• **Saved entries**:
_ _ _ _
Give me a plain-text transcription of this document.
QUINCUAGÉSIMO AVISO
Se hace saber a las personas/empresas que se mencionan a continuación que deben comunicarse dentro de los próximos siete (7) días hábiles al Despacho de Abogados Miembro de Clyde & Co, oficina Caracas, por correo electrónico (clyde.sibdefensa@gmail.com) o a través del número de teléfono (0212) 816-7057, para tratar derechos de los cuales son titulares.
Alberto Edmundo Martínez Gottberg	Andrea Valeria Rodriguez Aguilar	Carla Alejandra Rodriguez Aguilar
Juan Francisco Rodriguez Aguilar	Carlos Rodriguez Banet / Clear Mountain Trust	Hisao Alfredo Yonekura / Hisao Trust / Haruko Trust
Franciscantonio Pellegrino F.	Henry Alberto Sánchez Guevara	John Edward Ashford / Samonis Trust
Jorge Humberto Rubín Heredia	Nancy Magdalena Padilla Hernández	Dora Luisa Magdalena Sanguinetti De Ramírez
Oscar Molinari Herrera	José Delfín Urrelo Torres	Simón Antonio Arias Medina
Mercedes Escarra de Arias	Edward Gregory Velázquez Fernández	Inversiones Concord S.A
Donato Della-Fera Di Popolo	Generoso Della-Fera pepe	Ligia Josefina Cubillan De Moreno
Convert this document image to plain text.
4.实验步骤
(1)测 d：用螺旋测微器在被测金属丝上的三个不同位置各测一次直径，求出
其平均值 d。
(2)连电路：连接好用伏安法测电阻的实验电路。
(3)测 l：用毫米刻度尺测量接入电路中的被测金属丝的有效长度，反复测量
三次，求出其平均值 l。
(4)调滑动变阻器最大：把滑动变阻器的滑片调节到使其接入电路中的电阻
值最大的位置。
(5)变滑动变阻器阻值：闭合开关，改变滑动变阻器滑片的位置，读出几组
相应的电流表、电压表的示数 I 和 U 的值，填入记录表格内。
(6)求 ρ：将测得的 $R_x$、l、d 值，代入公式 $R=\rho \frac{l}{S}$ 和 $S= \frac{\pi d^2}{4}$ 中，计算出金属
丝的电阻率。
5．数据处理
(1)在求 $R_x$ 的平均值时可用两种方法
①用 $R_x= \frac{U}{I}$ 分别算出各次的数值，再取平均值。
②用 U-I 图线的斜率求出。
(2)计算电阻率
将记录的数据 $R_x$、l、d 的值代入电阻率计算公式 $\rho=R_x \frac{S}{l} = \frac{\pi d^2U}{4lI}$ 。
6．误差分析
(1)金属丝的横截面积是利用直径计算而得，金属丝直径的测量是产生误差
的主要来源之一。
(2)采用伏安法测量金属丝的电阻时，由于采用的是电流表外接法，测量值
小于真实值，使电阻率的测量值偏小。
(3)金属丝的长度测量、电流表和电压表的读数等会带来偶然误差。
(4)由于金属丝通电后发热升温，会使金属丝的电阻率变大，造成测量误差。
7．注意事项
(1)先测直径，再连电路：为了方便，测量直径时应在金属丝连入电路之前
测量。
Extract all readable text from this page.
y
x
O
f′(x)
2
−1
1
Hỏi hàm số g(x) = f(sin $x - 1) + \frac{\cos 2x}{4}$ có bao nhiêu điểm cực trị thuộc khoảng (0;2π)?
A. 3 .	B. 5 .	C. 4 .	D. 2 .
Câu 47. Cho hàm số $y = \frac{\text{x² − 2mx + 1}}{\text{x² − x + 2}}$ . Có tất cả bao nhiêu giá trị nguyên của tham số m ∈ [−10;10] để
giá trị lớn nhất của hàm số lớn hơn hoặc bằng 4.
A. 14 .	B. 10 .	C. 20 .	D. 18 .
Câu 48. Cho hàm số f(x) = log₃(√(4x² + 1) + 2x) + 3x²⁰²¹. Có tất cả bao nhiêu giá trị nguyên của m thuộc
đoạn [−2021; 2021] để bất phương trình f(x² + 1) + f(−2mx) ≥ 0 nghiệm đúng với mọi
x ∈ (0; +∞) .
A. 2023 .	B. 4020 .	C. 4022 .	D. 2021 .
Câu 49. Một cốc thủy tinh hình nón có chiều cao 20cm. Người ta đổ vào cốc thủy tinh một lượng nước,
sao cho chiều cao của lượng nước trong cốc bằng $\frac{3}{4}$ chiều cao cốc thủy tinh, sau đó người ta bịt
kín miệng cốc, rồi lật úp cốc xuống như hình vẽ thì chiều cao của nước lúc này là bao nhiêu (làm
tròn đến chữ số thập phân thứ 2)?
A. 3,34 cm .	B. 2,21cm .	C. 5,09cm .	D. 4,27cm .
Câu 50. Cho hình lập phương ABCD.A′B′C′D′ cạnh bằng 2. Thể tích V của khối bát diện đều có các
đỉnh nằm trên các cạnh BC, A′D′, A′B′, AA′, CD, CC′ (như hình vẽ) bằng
_ _ _ _
• **Exercise task**:
From the listing above, extract every line exactly as it stands.

• **Completed task**:
Give me a plain-text transcription of this document.
QUINCUAGÉSIMO AVISO
Se hace saber a las personas/empresas que se mencionan a continuación que deben comunicarse dentro de los próximos siete (7) días hábiles al Despacho de Abogados Miembro de Clyde & Co, oficina Caracas, por correo electrónico (clyde.sibdefensa@gmail.com) o a través del número de teléfono (0212) 816-7057, para tratar derechos de los cuales son titulares.
Alberto Edmundo Martínez Gottberg	Andrea Valeria Rodriguez Aguilar	Carla Alejandra Rodriguez Aguilar
Juan Francisco Rodriguez Aguilar	Carlos Rodriguez Banet / Clear Mountain Trust	Hisao Alfredo Yonekura / Hisao Trust / Haruko Trust
Franciscantonio Pellegrino F.	Henry Alberto Sánchez Guevara	John Edward Ashford / Samonis Trust
Jorge Humberto Rubín Heredia	Nancy Magdalena Padilla Hernández	Dora Luisa Magdalena Sanguinetti De Ramírez
Oscar Molinari Herrera	José Delfín Urrelo Torres	Simón Antonio Arias Medina
Mercedes Escarra de Arias	Edward Gregory Velázquez Fernández	Inversiones Concord S.A
Donato Della-Fera Di Popolo	Generoso Della-Fera pepe	Ligia Josefina Cubillan De Moreno
Convert this document image to plain text.
4.实验步骤
(1)测 d：用螺旋测微器在被测金属丝上的三个不同位置各测一次直径，求出
其平均值 d。
(2)连电路：连接好用伏安法测电阻的实验电路。
(3)测 l：用毫米刻度尺测量接入电路中的被测金属丝的有效长度，反复测量
三次，求出其平均值 l。
(4)调滑动变阻器最大：把滑动变阻器的滑片调节到使其接入电路中的电阻
值最大的位置。
(5)变滑动变阻器阻值：闭合开关，改变滑动变阻器滑片的位置，读出几组
相应的电流表、电压表的示数 I 和 U 的值，填入记录表格内。
(6)求 ρ：将测得的 $R_x$、l、d 值，代入公式 $R=\rho \frac{l}{S}$ 和 $S= \frac{\pi d^2}{4}$ 中，计算出金属
丝的电阻率。
5．数据处理
(1)在求 $R_x$ 的平均值时可用两种方法
①用 $R_x= \frac{U}{I}$ 分别算出各次的数值，再取平均值。
②用 U-I 图线的斜率求出。
(2)计算电阻率
将记录的数据 $R_x$、l、d 的值代入电阻率计算公式 $\rho=R_x \frac{S}{l} = \frac{\pi d^2U}{4lI}$ 。
6．误差分析
(1)金属丝的横截面积是利用直径计算而得，金属丝直径的测量是产生误差
的主要来源之一。
(2)采用伏安法测量金属丝的电阻时，由于采用的是电流表外接法，测量值
小于真实值，使电阻率的测量值偏小。
(3)金属丝的长度测量、电流表和电压表的读数等会带来偶然误差。
(4)由于金属丝通电后发热升温，会使金属丝的电阻率变大，造成测量误差。
7．注意事项
(1)先测直径，再连电路：为了方便，测量直径时应在金属丝连入电路之前
测量。
Extract all readable text from this page.
y
x
O
f′(x)
2
−1
1
Hỏi hàm số g(x) = f(sin $x - 1) + \frac{\cos 2x}{4}$ có bao nhiêu điểm cực trị thuộc khoảng (0;2π)?
A. 3 .	B. 5 .	C. 4 .	D. 2 .
Câu 47. Cho hàm số $y = \frac{\text{x² − 2mx + 1}}{\text{x² − x + 2}}$ . Có tất cả bao nhiêu giá trị nguyên của tham số m ∈ [−10;10] để
giá trị lớn nhất của hàm số lớn hơn hoặc bằng 4.
A. 14 .	B. 10 .	C. 20 .	D. 18 .
Câu 48. Cho hàm số f(x) = log₃(√(4x² + 1) + 2x) + 3x²⁰²¹. Có tất cả bao nhiêu giá trị nguyên của m thuộc
đoạn [−2021; 2021] để bất phương trình f(x² + 1) + f(−2mx) ≥ 0 nghiệm đúng với mọi
x ∈ (0; +∞) .
A. 2023 .	B. 4020 .	C. 4022 .	D. 2021 .
Câu 49. Một cốc thủy tinh hình nón có chiều cao 20cm. Người ta đổ vào cốc thủy tinh một lượng nước,
sao cho chiều cao của lượng nước trong cốc bằng $\frac{3}{4}$ chiều cao cốc thủy tinh, sau đó người ta bịt
kín miệng cốc, rồi lật úp cốc xuống như hình vẽ thì chiều cao của nước lúc này là bao nhiêu (làm
tròn đến chữ số thập phân thứ 2)?
A. 3,34 cm .	B. 2,21cm .	C. 5,09cm .	D. 4,27cm .
Câu 50. Cho hình lập phương ABCD.A′B′C′D′ cạnh bằng 2. Thể tích V của khối bát diện đều có các
đỉnh nằm trên các cạnh BC, A′D′, A′B′, AA′, CD, CC′ (như hình vẽ) bằng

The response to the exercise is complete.